- **Information shown**
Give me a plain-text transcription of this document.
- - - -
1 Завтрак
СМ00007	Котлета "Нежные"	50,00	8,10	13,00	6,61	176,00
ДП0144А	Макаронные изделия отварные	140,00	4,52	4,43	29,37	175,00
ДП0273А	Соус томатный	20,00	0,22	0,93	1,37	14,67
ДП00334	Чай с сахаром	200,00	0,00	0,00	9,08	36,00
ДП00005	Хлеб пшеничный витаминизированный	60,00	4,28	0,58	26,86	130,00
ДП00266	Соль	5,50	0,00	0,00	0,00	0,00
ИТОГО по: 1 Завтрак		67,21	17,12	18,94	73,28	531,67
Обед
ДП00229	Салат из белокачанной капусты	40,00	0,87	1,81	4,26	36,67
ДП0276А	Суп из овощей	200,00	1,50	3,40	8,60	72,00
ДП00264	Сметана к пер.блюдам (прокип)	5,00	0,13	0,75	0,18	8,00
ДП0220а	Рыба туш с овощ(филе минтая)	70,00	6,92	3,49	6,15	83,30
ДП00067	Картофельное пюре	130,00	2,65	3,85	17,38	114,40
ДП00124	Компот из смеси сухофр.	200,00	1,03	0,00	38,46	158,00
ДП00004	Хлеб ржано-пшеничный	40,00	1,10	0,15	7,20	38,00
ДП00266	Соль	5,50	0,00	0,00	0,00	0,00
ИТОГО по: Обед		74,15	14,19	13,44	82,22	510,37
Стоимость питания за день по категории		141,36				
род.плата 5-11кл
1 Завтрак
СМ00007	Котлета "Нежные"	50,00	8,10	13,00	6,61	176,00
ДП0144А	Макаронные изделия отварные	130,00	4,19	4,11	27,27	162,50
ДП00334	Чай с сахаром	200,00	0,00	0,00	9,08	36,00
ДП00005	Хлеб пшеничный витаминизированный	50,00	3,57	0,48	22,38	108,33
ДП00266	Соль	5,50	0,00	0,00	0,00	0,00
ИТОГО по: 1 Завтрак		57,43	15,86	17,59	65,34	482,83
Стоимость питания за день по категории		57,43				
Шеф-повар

- **Exercise brief**
The lines above should be duplicated exactly.

- **Response below**
Give me a plain-text transcription of this document.
- - - -
1 Завтрак
СМ00007	Котлета "Нежные"	50,00	8,10	13,00	6,61	176,00
ДП0144А	Макаронные изделия отварные	140,00	4,52	4,43	29,37	175,00
ДП0273А	Соус томатный	20,00	0,22	0,93	1,37	14,67
ДП00334	Чай с сахаром	200,00	0,00	0,00	9,08	36,00
ДП00005	Хлеб пшеничный витаминизированный	60,00	4,28	0,58	26,86	130,00
ДП00266	Соль	5,50	0,00	0,00	0,00	0,00
ИТОГО по: 1 Завтрак		67,21	17,12	18,94	73,28	531,67
Обед
ДП00229	Салат из белокачанной капусты	40,00	0,87	1,81	4,26	36,67
ДП0276А	Суп из овощей	200,00	1,50	3,40	8,60	72,00
ДП00264	Сметана к пер.блюдам (прокип)	5,00	0,13	0,75	0,18	8,00
ДП0220а	Рыба туш с овощ(филе минтая)	70,00	6,92	3,49	6,15	83,30
ДП00067	Картофельное пюре	130,00	2,65	3,85	17,38	114,40
ДП00124	Компот из смеси сухофр.	200,00	1,03	0,00	38,46	158,00
ДП00004	Хлеб ржано-пшеничный	40,00	1,10	0,15	7,20	38,00
ДП00266	Соль	5,50	0,00	0,00	0,00	0,00
ИТОГО по: Обед		74,15	14,19	13,44	82,22	510,37
Стоимость питания за день по категории		141,36				
род.плата 5-11кл
1 Завтрак
СМ00007	Котлета "Нежные"	50,00	8,10	13,00	6,61	176,00
ДП0144А	Макаронные изделия отварные	130,00	4,19	4,11	27,27	162,50
ДП00334	Чай с сахаром	200,00	0,00	0,00	9,08	36,00
ДП00005	Хлеб пшеничный витаминизированный	50,00	3,57	0,48	22,38	108,33
ДП00266	Соль	5,50	0,00	0,00	0,00	0,00
ИТОГО по: 1 Завтрак		57,43	15,86	17,59	65,34	482,83
Стоимость питания за день по категории		57,43				
Шеф-повар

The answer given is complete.